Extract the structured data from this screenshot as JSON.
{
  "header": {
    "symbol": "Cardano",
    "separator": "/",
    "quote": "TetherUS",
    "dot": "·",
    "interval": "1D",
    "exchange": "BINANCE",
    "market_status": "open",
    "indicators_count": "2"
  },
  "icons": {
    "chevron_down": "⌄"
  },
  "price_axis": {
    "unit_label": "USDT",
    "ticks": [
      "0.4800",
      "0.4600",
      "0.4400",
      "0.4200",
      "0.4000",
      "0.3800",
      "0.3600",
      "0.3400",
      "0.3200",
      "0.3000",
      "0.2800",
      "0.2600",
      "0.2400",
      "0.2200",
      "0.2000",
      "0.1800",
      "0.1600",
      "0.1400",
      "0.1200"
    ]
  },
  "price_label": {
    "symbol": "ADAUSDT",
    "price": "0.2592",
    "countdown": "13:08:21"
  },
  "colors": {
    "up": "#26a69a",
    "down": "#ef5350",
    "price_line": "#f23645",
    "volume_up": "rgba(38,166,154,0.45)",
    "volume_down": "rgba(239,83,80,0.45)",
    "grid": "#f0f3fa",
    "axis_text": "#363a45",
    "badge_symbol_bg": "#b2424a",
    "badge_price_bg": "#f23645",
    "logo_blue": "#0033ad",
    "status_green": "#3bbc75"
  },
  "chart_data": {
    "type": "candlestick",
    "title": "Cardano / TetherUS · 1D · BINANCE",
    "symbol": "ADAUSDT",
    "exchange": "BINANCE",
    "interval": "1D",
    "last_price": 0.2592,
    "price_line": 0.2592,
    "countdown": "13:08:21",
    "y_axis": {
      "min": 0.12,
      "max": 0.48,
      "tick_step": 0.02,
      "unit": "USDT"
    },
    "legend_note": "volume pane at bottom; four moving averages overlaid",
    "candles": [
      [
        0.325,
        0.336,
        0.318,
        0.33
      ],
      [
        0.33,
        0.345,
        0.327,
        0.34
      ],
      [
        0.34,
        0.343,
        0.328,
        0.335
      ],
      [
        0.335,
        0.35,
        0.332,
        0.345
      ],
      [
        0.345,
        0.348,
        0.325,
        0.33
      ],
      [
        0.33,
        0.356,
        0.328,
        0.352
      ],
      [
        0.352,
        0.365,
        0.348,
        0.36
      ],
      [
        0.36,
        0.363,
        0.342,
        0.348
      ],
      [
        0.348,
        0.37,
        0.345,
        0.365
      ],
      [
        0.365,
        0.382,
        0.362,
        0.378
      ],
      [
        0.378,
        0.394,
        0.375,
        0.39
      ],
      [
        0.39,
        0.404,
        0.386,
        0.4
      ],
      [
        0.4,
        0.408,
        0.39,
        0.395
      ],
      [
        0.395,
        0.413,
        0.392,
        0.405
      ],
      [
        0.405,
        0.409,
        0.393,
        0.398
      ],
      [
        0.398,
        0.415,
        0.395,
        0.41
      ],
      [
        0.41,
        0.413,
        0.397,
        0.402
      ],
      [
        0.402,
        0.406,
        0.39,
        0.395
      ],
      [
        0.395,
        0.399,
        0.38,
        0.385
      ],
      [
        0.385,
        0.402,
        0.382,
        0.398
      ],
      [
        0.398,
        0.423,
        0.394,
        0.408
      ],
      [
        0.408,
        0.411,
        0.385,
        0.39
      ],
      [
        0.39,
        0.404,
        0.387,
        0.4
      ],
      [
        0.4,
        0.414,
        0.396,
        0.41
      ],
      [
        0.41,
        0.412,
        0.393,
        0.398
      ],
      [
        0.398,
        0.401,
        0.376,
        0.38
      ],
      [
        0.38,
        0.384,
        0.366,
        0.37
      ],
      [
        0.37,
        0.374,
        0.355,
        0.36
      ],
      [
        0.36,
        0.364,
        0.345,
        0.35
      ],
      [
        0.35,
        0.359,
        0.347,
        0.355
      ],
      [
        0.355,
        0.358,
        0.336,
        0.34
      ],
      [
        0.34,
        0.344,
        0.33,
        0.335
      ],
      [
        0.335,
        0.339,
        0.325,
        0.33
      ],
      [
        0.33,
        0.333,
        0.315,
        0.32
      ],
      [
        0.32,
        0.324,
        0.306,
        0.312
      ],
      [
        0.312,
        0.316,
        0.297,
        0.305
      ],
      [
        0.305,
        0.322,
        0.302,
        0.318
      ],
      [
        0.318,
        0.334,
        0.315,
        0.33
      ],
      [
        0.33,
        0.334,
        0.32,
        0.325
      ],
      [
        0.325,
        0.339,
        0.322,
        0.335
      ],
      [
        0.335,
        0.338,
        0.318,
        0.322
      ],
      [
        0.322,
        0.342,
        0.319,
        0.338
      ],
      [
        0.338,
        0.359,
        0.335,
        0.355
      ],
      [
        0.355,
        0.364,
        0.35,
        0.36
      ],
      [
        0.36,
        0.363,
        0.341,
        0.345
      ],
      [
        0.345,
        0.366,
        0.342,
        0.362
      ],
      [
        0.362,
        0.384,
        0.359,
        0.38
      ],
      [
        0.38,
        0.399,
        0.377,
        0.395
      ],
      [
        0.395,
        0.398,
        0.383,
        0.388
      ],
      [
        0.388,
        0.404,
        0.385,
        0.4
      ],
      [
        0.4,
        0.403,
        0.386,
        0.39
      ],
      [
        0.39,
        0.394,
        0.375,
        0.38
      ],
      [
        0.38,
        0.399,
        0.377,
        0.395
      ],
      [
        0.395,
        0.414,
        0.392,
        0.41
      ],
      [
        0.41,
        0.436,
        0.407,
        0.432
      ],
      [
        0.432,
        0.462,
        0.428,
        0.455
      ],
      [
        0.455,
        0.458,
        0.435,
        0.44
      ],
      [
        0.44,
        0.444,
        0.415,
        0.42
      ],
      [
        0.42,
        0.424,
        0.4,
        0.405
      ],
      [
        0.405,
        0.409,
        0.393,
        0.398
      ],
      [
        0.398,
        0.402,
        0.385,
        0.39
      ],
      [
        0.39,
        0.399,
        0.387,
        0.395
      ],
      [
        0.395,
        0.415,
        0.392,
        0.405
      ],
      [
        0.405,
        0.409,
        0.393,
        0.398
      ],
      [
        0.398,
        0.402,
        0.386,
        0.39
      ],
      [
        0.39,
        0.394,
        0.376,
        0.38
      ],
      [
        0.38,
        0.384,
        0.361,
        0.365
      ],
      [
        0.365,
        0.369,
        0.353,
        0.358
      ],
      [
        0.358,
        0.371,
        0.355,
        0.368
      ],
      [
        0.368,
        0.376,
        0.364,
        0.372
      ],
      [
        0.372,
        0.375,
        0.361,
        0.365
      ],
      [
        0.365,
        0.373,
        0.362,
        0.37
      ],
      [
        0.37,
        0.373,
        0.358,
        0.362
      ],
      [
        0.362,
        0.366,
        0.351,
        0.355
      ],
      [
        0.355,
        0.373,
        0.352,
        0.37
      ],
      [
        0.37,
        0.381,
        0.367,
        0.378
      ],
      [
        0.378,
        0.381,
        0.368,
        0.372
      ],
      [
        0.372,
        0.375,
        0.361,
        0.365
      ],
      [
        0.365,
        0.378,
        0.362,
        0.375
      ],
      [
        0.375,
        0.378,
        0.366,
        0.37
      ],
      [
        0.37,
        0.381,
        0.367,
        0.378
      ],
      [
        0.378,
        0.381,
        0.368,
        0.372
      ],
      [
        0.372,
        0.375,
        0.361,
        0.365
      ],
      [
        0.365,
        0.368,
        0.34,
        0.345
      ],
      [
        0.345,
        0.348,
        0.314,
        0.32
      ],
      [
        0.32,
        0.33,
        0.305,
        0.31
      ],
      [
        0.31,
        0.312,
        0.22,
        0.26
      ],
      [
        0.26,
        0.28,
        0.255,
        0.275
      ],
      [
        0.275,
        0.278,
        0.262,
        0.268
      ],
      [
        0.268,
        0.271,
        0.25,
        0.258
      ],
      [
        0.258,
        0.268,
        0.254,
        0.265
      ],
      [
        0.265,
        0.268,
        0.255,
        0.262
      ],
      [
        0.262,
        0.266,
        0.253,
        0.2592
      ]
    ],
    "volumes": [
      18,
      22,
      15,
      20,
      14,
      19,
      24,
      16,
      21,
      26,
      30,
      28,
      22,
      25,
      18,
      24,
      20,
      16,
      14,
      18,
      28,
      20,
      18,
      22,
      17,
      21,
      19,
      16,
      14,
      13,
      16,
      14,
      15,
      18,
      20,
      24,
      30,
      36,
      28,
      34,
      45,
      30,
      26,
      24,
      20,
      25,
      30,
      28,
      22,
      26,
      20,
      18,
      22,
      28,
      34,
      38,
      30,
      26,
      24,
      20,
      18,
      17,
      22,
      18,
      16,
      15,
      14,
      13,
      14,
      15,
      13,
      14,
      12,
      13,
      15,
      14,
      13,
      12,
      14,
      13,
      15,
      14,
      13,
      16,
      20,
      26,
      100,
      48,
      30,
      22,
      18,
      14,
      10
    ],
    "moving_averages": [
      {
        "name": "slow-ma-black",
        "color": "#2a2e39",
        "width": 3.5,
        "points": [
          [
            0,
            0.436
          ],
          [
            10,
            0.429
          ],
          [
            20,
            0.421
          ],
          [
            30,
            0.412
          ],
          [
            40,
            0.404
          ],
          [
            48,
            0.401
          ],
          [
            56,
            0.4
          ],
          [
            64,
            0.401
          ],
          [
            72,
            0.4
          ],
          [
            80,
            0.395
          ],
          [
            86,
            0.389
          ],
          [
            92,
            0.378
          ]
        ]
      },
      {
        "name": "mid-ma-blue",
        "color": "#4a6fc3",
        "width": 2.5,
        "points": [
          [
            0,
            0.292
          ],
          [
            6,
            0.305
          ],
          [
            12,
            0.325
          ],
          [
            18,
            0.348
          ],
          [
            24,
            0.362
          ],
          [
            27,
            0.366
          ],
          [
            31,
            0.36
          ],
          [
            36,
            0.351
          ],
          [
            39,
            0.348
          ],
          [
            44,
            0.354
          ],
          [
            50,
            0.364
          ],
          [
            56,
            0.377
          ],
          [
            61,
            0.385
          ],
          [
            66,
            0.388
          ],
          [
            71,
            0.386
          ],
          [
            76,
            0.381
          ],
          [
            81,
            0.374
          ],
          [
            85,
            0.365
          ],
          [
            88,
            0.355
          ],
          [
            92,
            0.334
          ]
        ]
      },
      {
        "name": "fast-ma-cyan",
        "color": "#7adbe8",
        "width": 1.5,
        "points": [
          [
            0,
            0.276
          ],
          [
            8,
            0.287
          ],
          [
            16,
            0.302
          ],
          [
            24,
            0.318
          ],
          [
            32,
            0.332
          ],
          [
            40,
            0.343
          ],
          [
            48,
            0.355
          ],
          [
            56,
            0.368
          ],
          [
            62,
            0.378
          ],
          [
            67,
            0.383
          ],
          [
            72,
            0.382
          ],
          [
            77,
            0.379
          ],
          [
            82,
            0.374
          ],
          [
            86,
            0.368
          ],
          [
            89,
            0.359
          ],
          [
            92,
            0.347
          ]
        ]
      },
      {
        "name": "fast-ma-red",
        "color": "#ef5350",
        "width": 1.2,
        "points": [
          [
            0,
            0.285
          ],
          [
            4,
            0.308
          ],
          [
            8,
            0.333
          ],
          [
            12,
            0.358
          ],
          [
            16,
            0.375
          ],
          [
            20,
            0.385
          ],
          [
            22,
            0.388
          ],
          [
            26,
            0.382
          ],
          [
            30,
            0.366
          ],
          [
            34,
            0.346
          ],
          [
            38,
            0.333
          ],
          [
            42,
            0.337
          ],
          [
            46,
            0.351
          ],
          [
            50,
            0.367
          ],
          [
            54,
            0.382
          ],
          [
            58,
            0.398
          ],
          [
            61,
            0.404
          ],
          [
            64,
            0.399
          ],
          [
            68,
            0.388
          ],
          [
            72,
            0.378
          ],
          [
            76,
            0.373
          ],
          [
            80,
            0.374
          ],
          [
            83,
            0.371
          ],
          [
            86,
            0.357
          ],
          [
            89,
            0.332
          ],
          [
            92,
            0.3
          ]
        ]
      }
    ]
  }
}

--

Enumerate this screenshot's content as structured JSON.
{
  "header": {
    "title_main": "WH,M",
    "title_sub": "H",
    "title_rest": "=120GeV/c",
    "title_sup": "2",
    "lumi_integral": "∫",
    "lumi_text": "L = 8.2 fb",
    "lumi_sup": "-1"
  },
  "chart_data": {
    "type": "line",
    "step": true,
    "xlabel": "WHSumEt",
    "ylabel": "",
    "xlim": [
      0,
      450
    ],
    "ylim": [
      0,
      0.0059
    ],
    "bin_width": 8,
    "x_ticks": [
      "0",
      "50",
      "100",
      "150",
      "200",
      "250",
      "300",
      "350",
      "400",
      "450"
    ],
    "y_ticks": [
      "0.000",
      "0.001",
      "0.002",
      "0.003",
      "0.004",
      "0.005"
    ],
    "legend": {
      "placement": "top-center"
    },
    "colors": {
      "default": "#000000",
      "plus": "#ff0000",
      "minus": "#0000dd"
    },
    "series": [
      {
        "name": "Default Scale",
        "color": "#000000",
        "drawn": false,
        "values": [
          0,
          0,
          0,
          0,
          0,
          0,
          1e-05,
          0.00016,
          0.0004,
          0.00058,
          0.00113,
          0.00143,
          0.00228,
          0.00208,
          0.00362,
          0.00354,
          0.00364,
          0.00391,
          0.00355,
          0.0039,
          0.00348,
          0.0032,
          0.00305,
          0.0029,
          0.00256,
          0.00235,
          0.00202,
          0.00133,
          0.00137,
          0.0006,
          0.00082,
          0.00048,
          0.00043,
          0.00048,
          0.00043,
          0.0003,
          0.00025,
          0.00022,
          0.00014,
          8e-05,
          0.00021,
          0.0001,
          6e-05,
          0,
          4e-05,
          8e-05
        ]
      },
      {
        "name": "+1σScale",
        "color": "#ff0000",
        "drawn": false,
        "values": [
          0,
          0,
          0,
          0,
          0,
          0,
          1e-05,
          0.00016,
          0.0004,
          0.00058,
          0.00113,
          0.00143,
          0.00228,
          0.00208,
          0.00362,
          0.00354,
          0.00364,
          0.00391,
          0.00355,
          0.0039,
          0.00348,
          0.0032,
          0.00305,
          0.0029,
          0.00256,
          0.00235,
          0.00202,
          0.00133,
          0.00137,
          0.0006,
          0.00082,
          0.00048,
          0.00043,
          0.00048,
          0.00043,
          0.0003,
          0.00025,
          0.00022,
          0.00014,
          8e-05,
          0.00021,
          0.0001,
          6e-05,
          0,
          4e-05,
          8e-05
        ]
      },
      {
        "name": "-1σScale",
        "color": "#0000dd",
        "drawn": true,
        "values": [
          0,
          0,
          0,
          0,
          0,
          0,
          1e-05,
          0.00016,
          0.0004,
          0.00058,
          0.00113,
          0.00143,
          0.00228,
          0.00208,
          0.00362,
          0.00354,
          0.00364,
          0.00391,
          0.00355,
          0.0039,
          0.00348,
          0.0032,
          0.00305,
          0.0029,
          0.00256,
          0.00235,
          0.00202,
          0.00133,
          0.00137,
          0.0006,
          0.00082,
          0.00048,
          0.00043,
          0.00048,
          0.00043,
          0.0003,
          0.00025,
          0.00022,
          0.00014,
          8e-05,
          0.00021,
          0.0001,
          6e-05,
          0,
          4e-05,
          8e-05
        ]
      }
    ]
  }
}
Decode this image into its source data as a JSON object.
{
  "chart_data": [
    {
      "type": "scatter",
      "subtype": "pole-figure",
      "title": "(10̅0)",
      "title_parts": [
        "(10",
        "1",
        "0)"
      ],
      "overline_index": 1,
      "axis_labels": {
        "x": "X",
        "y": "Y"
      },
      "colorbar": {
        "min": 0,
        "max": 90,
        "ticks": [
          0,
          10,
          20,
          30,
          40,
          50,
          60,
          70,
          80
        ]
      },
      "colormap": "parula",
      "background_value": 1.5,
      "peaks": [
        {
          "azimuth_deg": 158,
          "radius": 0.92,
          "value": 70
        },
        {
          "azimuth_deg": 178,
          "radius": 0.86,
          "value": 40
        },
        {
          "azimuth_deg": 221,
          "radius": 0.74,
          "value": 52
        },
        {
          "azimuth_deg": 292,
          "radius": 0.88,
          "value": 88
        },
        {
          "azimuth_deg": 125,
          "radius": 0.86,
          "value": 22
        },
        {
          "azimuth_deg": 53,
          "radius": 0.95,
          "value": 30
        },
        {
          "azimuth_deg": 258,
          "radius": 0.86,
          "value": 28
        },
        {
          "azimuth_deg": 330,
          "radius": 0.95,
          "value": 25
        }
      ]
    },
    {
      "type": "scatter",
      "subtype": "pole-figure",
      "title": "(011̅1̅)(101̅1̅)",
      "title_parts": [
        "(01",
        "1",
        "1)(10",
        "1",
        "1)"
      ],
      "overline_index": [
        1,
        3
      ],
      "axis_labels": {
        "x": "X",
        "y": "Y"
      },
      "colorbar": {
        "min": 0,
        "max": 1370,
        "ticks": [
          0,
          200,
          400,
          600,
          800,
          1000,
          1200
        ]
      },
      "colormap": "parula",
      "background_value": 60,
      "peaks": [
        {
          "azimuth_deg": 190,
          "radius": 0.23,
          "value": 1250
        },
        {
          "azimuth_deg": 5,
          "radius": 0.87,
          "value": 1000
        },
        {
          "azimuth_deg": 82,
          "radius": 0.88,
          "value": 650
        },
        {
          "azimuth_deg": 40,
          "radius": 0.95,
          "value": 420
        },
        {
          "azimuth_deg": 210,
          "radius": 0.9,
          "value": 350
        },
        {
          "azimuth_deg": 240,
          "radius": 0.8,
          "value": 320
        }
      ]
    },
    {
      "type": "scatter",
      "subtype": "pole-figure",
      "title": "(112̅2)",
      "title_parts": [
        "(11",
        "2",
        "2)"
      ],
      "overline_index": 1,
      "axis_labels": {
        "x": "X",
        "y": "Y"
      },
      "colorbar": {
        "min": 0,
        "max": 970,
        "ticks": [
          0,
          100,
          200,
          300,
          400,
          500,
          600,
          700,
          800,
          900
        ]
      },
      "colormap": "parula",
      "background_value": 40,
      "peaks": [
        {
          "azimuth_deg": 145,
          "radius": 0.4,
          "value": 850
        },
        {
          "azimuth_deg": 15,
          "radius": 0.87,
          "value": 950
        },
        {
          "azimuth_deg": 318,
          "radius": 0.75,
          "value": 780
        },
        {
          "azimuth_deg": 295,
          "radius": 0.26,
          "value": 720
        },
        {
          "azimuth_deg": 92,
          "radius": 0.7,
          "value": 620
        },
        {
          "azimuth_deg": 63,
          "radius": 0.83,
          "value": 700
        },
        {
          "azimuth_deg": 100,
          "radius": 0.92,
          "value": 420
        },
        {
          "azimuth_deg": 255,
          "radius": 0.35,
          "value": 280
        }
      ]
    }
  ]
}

◆ WHAT YOU NEED TO DO: Identify the lines above with the word "rgba". Copy them.

◆ SOLUTION BELOW:
    "volume_up": "rgba(38,166,154,0.45)",
    "volume_down": "rgba(239,83,80,0.45)",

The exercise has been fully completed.